====== LISTED ENTRIES
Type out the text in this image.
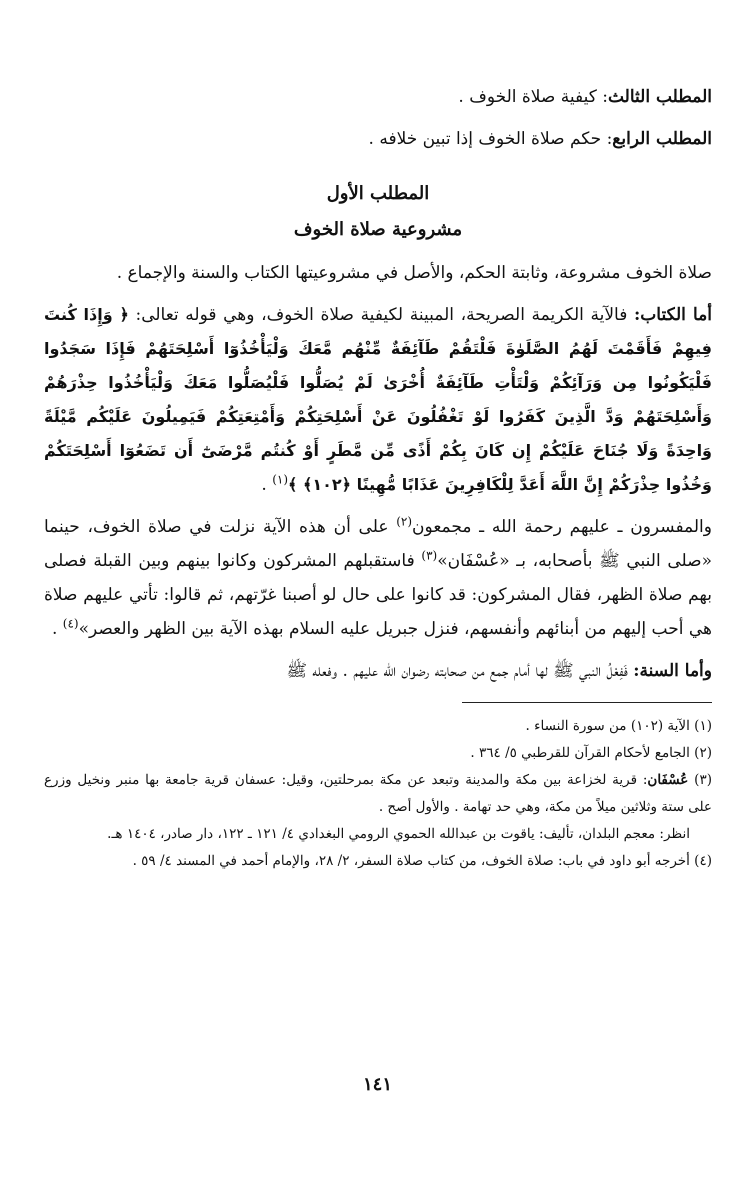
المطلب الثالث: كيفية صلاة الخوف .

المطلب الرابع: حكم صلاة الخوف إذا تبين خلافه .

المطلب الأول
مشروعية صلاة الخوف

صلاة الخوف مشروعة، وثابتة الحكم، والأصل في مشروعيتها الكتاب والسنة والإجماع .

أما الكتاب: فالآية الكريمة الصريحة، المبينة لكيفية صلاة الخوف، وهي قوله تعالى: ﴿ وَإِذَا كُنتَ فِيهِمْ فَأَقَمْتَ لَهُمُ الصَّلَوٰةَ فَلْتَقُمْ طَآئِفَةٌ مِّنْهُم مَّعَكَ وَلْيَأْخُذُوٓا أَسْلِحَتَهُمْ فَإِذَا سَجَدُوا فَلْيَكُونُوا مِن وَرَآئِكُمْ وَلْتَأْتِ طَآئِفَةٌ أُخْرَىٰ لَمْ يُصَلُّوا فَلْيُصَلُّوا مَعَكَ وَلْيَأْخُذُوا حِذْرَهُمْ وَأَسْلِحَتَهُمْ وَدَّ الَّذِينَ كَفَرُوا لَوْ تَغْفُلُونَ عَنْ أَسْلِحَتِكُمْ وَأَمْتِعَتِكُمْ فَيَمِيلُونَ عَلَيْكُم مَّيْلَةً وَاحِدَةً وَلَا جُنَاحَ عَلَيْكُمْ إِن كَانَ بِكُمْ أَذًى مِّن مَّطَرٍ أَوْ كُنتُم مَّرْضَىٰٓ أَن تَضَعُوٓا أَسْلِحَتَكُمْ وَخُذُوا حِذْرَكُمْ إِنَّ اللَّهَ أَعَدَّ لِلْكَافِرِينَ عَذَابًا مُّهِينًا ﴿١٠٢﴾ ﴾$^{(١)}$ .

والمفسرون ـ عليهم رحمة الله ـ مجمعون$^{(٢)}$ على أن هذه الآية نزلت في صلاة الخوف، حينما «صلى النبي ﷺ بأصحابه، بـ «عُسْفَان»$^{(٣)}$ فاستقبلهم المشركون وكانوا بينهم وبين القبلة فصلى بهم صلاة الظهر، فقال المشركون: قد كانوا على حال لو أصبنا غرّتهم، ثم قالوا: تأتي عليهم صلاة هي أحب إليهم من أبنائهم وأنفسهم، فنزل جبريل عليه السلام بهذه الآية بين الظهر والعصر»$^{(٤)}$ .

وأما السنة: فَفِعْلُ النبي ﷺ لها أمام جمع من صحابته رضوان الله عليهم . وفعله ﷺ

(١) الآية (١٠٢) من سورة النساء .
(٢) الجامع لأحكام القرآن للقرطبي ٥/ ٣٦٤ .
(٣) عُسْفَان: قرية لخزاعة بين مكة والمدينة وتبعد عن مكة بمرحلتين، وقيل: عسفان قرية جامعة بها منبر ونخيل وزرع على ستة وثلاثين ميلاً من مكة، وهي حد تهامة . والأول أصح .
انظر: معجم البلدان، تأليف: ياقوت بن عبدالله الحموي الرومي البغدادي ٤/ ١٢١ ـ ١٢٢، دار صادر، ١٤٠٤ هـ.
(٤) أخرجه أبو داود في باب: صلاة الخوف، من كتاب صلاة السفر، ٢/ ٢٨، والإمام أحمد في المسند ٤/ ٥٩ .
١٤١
============
====== LISTED ENTRIES
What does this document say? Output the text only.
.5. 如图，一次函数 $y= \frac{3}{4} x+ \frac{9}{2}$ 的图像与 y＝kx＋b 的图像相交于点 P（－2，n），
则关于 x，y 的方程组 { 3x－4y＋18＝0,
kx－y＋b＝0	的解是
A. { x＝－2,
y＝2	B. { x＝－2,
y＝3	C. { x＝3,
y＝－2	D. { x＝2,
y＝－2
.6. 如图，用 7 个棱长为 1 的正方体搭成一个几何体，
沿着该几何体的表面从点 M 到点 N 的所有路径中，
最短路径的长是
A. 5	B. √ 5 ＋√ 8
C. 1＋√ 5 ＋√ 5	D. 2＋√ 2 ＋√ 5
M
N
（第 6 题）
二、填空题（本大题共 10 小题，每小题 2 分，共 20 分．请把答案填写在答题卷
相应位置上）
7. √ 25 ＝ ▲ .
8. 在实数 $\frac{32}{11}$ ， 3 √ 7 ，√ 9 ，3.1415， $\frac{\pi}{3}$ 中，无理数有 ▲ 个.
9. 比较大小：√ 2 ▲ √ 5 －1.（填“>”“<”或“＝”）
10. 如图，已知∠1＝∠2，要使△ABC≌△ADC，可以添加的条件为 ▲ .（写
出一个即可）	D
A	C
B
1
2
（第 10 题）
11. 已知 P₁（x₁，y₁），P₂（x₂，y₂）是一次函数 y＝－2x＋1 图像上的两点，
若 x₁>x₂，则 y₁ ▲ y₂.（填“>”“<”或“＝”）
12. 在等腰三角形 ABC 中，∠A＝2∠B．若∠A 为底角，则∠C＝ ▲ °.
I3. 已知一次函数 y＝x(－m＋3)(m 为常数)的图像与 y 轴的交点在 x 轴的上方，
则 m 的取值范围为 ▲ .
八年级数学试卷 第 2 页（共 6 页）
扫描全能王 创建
============
In the listing, find all lines with the string "text" and copy them.

COMPLETED TASK:
Type out the text in this image.
What does this document say? Output the text only.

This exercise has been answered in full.